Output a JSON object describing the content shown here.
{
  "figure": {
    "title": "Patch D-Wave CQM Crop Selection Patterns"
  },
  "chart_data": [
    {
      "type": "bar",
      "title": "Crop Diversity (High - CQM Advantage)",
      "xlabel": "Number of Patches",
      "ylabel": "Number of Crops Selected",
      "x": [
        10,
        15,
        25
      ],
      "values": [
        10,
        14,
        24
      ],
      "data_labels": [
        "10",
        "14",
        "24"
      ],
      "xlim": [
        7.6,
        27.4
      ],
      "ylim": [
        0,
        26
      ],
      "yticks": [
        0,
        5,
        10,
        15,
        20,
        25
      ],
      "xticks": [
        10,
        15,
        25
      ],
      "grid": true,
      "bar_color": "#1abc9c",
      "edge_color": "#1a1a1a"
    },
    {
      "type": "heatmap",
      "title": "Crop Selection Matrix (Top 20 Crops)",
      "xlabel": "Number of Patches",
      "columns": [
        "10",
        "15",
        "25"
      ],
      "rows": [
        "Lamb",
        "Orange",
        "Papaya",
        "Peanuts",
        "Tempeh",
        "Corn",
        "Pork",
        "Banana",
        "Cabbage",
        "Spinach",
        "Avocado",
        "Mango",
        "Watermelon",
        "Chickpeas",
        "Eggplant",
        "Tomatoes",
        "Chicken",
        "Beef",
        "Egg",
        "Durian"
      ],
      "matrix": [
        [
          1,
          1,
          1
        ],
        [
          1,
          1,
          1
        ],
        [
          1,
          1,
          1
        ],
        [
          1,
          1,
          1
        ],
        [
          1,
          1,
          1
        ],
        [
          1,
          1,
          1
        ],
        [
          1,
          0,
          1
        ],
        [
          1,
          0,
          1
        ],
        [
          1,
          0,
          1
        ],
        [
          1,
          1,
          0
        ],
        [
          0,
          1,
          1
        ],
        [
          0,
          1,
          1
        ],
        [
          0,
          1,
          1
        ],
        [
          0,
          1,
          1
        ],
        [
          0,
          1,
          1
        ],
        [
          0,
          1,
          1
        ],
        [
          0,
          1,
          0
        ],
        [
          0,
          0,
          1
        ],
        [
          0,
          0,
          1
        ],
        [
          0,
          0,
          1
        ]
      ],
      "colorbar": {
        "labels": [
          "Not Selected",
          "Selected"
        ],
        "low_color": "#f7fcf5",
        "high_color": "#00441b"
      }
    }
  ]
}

==

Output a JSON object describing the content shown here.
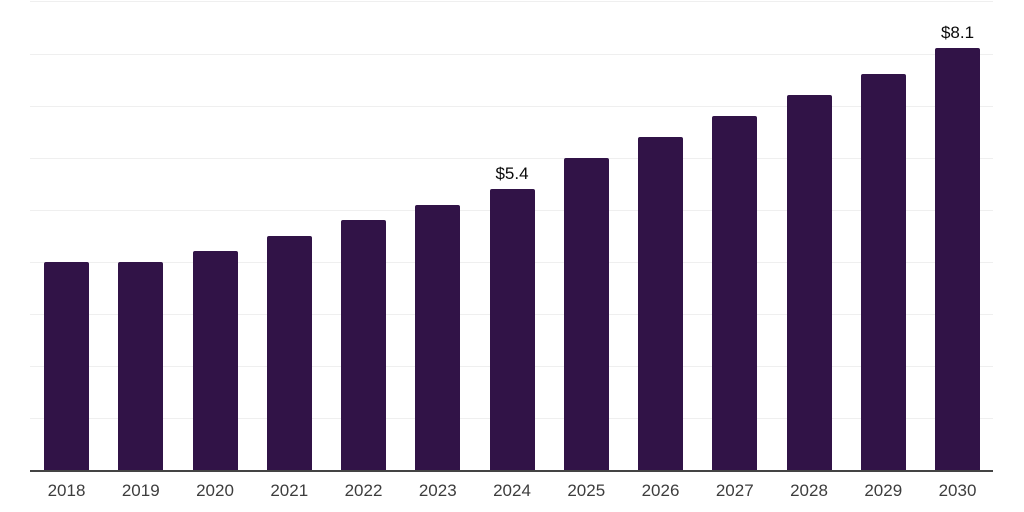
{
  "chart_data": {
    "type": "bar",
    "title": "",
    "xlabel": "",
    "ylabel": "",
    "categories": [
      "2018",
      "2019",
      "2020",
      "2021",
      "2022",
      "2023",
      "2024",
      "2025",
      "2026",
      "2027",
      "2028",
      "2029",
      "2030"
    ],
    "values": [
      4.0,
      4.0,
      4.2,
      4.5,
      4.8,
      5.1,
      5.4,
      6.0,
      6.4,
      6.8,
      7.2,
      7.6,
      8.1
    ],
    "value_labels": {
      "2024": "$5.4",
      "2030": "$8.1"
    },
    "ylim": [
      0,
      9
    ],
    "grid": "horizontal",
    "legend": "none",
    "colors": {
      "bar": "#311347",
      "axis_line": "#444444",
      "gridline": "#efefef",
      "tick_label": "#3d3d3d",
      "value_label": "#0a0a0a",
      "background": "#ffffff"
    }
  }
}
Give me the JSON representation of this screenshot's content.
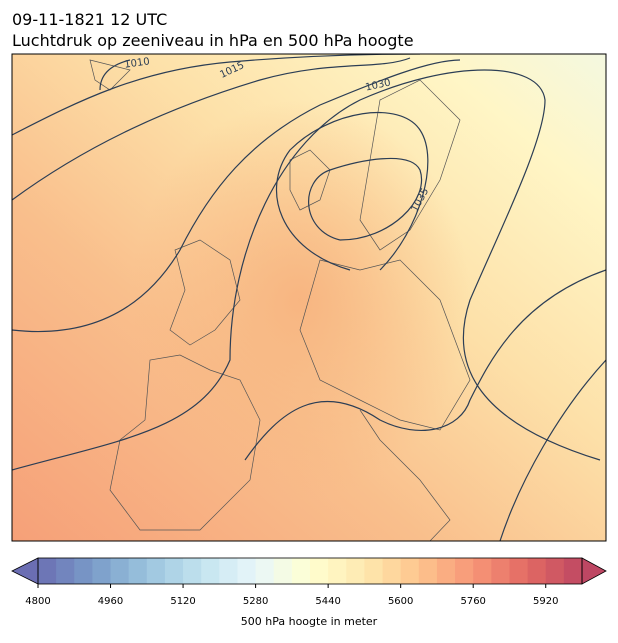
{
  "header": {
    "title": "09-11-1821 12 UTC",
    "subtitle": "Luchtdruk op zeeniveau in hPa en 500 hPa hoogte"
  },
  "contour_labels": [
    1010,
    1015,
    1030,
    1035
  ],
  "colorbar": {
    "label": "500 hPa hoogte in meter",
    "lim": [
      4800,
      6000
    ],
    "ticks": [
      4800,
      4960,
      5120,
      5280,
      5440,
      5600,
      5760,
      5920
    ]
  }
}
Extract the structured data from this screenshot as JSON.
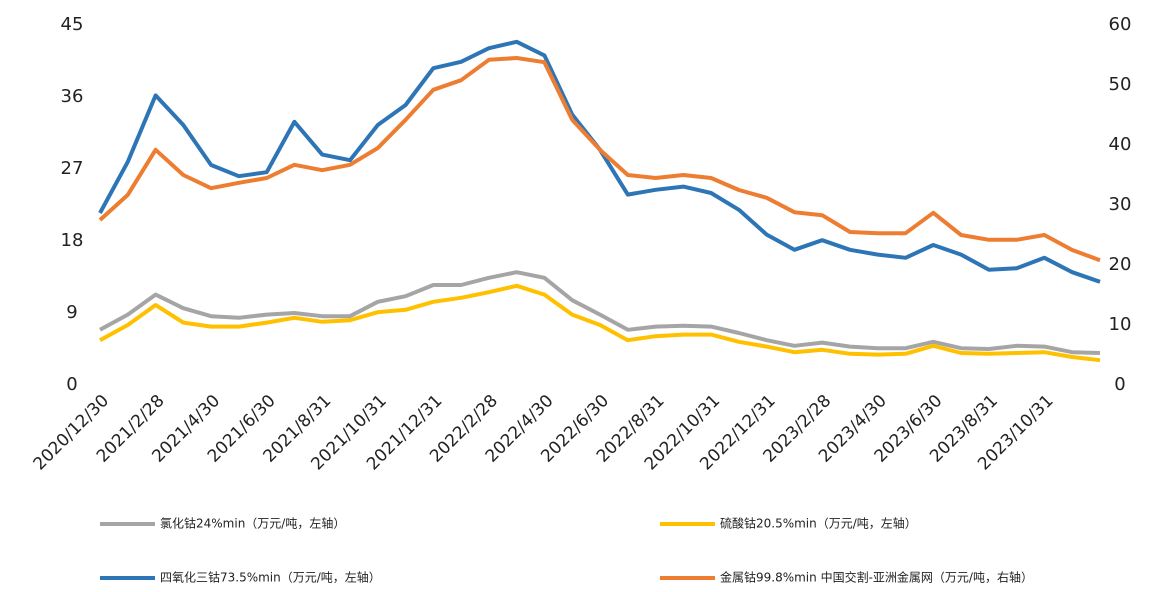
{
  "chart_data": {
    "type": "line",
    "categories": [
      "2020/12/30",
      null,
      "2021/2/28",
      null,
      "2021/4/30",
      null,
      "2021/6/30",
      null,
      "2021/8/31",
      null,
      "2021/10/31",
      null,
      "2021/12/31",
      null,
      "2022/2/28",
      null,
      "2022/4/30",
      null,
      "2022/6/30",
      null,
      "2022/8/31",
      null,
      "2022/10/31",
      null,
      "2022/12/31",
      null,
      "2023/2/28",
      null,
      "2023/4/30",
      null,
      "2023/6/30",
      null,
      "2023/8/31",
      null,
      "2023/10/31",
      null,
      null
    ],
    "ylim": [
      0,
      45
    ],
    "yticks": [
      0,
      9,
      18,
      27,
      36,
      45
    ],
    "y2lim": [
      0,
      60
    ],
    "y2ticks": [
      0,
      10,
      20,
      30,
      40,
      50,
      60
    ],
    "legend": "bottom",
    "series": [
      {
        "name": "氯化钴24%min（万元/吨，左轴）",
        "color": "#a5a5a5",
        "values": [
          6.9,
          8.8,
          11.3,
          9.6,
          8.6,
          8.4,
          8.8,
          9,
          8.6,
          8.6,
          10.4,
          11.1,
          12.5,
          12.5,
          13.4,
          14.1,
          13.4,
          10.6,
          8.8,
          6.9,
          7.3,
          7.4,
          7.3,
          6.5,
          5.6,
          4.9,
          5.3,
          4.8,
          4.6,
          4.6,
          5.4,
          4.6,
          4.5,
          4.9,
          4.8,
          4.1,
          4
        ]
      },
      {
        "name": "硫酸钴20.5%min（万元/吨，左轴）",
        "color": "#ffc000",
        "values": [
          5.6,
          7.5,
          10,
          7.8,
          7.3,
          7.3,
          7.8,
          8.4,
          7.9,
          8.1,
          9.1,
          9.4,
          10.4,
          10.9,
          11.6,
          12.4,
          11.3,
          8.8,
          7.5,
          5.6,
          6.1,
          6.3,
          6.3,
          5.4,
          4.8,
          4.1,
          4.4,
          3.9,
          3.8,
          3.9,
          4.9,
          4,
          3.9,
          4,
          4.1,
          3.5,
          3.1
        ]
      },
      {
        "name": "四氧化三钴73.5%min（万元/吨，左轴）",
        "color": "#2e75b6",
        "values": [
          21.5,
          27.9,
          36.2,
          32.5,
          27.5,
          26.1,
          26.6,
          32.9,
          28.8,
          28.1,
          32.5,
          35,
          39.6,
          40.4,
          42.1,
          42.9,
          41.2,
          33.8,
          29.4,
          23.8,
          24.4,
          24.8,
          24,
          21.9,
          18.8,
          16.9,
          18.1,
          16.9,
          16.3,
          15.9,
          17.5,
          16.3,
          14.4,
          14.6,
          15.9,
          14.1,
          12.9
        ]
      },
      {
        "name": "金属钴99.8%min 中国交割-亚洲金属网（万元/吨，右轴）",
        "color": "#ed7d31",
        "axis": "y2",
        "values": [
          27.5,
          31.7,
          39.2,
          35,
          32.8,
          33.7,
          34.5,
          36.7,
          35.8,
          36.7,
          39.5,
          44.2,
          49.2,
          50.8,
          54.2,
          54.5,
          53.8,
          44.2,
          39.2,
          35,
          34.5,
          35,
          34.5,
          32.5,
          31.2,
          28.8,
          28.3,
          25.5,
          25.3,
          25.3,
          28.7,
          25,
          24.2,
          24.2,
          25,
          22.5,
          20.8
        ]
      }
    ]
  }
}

==

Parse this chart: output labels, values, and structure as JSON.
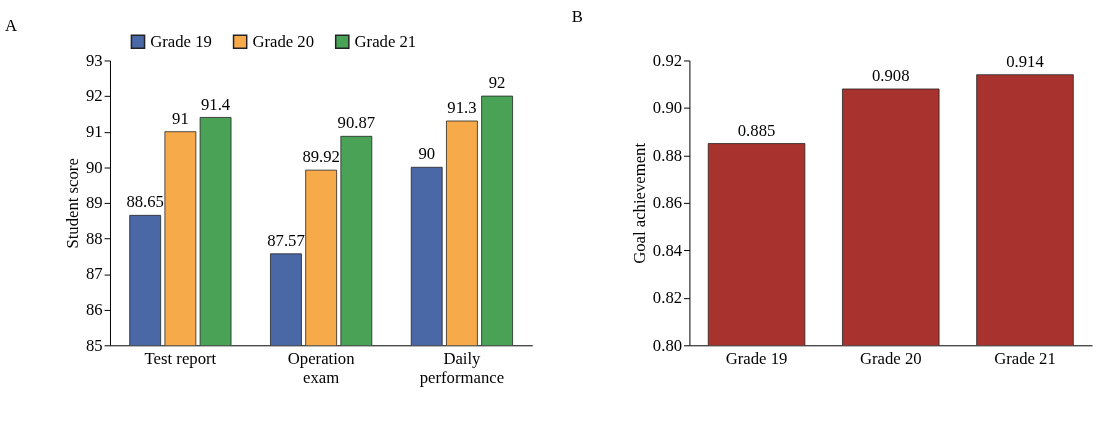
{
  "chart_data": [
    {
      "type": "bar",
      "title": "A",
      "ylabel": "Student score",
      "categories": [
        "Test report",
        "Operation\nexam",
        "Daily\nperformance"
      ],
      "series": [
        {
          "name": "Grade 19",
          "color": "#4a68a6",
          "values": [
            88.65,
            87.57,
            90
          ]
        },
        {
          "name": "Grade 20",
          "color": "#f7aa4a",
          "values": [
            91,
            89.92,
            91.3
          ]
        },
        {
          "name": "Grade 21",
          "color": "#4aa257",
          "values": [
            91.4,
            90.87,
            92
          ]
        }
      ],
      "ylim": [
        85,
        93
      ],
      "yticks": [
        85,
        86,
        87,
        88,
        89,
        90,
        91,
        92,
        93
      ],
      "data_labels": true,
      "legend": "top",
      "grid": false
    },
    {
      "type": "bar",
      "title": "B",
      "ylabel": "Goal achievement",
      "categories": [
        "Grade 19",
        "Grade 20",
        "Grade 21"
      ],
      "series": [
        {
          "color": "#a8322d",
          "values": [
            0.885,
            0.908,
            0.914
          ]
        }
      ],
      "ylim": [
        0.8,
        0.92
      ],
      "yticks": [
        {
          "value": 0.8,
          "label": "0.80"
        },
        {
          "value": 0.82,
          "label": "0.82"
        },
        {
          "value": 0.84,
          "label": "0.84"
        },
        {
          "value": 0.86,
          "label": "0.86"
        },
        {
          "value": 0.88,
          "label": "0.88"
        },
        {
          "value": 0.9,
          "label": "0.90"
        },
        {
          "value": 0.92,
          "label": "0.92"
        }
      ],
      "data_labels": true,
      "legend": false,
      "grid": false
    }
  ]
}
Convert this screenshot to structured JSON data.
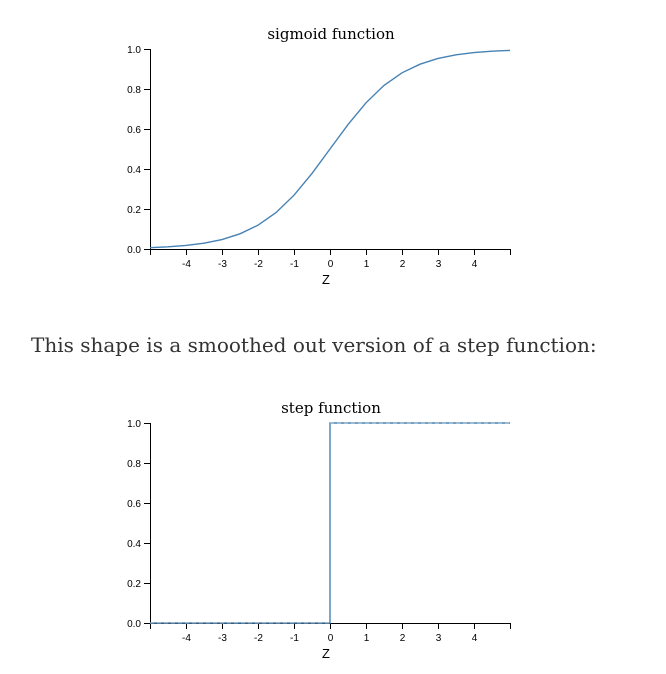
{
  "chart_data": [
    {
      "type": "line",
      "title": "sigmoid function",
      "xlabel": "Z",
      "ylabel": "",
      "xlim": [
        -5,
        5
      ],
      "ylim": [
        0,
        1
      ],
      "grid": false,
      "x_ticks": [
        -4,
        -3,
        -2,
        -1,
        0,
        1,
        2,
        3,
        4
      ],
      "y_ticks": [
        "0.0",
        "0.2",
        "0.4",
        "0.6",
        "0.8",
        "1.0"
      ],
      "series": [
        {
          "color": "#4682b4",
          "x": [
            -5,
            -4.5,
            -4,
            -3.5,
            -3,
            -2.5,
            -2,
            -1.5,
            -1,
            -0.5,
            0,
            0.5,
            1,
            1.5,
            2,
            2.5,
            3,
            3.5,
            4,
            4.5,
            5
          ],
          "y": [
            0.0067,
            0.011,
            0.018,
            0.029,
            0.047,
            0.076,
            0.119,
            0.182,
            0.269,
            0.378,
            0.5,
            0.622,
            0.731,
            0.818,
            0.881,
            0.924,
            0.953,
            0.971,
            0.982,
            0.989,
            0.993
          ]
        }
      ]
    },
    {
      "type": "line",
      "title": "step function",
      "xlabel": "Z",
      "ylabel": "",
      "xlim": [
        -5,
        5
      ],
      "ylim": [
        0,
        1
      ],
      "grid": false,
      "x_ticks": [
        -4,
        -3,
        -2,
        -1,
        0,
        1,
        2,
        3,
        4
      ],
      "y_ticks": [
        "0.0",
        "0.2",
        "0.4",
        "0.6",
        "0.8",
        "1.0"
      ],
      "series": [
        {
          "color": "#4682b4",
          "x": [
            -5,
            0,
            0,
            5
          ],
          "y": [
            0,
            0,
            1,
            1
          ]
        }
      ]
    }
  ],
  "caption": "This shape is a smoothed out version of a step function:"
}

DIRECTIONS FOR THIS TASK ▸
Search the data above for lines holding "name" and copy each of them.

THE SOLUTION ▸
        "name": "氯化钴24%min（万元/吨，左轴）",
        "name": "硫酸钴20.5%min（万元/吨，左轴）",
        "name": "四氧化三钴73.5%min（万元/吨，左轴）",
        "name": "金属钴99.8%min 中国交割-亚洲金属网（万元/吨，右轴）",
          "name": "Grade 19",
          "name": "Grade 20",
          "name": "Grade 21",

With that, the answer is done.